Stored data:
>> START

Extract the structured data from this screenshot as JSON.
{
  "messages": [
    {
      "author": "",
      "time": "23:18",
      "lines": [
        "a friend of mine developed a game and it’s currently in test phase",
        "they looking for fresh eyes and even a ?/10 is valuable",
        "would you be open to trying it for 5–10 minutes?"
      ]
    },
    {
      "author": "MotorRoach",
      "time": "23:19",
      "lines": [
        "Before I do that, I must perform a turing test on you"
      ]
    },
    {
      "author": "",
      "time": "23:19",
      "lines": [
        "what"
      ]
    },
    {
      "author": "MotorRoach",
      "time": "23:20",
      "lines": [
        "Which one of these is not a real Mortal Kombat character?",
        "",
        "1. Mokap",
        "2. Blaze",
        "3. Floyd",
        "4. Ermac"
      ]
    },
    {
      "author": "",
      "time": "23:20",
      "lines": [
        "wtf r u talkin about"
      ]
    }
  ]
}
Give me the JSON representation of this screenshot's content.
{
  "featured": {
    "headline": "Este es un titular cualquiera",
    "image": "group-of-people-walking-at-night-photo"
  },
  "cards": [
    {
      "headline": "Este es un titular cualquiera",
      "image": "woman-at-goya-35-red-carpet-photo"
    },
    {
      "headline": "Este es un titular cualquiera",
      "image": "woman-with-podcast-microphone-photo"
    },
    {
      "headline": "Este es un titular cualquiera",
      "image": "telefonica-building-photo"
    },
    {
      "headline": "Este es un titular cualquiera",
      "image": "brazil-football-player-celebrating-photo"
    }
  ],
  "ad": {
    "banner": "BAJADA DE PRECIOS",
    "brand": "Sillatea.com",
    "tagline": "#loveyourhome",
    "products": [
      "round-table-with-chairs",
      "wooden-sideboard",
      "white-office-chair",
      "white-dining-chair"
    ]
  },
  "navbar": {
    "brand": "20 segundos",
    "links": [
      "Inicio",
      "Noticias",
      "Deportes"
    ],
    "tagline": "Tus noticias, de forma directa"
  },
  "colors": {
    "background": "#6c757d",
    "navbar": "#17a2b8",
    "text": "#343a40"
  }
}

>> END

WHAT TO PRODUCE: How many lines of the data hold the string "screenshot"? Reply with the number alone.

RESULT FOR THIS EXERCISE: 2